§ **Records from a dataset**
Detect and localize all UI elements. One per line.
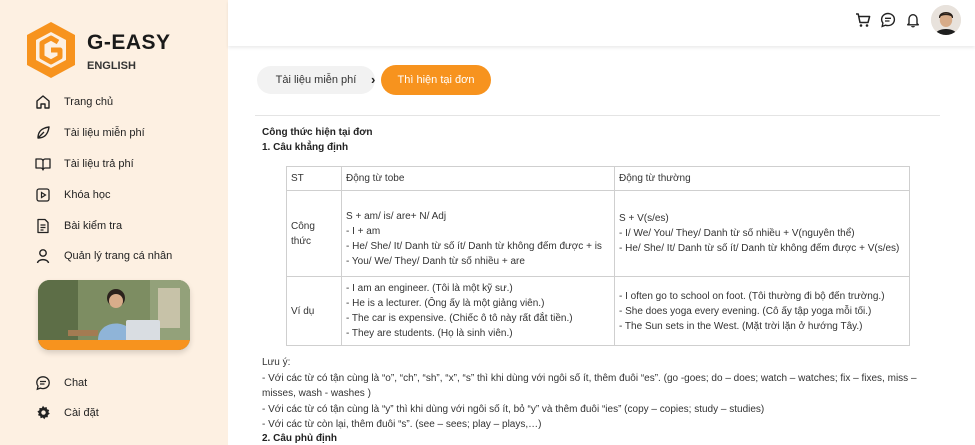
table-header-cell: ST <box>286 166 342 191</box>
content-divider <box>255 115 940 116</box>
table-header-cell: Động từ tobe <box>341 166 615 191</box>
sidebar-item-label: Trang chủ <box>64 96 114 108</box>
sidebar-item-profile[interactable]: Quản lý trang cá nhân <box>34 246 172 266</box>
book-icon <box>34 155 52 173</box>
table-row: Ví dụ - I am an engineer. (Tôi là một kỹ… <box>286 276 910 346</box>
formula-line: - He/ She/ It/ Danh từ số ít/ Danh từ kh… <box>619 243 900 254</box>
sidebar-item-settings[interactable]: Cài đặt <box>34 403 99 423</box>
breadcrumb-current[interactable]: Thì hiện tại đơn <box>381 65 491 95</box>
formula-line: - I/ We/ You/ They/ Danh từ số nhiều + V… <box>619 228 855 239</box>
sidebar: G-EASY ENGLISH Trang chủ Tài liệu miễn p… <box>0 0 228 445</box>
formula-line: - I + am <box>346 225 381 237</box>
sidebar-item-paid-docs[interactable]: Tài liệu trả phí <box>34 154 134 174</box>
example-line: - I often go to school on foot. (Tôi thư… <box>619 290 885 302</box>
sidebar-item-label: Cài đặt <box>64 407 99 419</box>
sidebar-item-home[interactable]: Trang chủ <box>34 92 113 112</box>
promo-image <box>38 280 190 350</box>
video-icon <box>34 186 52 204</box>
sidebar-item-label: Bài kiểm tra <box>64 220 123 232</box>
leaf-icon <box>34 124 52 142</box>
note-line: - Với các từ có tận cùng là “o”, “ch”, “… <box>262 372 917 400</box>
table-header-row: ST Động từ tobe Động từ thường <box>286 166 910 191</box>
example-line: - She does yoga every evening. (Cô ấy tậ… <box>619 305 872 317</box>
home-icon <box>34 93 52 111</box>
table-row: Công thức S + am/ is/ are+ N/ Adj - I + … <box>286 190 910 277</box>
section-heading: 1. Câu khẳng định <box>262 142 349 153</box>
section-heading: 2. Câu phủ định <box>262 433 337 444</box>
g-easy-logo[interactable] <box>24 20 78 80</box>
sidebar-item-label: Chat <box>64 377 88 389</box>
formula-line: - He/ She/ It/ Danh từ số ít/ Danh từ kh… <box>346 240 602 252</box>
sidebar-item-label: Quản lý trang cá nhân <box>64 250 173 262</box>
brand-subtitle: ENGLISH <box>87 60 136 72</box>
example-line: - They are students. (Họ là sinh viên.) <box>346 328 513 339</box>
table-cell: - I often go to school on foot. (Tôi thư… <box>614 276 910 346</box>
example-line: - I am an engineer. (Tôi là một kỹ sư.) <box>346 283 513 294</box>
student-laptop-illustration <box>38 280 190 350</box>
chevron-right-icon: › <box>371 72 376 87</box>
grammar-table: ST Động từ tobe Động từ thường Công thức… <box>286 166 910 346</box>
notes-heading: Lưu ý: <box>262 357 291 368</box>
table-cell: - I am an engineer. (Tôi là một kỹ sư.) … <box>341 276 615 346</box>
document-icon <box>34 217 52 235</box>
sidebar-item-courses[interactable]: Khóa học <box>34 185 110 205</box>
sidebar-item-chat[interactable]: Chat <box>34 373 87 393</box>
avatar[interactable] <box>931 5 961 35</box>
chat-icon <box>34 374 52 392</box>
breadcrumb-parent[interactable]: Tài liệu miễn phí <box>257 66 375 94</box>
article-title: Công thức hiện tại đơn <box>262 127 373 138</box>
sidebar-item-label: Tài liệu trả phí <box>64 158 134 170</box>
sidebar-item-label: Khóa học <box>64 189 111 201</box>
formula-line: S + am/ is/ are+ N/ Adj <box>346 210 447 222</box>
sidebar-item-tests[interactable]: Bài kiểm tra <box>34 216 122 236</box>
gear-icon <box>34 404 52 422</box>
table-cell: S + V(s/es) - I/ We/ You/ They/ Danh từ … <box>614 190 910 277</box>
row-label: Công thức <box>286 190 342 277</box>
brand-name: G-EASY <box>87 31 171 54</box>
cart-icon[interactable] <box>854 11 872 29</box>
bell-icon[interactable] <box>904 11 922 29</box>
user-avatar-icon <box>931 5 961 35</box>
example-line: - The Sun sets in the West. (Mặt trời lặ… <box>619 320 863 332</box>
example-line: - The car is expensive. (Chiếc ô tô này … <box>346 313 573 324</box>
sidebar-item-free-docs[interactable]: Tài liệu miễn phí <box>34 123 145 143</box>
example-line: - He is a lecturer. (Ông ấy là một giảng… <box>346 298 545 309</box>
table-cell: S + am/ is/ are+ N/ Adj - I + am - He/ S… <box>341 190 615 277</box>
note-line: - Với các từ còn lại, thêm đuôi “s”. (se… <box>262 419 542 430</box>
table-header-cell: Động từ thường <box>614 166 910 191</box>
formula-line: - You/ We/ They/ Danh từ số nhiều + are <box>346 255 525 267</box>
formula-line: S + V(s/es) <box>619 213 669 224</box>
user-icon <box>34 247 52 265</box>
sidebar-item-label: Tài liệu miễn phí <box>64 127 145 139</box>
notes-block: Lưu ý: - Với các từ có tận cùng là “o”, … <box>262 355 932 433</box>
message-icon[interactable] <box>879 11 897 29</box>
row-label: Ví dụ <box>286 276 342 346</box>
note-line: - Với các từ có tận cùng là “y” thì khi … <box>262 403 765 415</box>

§ **Work to complete**
Print again, without any change, the lines of the listing from the line with "table-header-cell: ST <box>286" to the line with "breadcrumb-current[interactable]: Thì hiện", both included.

§ **Task answer**
table-header-cell: ST <box>286 166 342 191</box>
content-divider <box>255 115 940 116</box>
table-header-cell: Động từ tobe <box>341 166 615 191</box>
sidebar-item-label: Trang chủ <box>64 96 114 108</box>
sidebar-item-profile[interactable]: Quản lý trang cá nhân <box>34 246 172 266</box>
book-icon <box>34 155 52 173</box>
table-row: Ví dụ - I am an engineer. (Tôi là một kỹ… <box>286 276 910 346</box>
formula-line: - He/ She/ It/ Danh từ số ít/ Danh từ kh… <box>619 243 900 254</box>
sidebar-item-settings[interactable]: Cài đặt <box>34 403 99 423</box>
breadcrumb-current[interactable]: Thì hiện tại đơn <box>381 65 491 95</box>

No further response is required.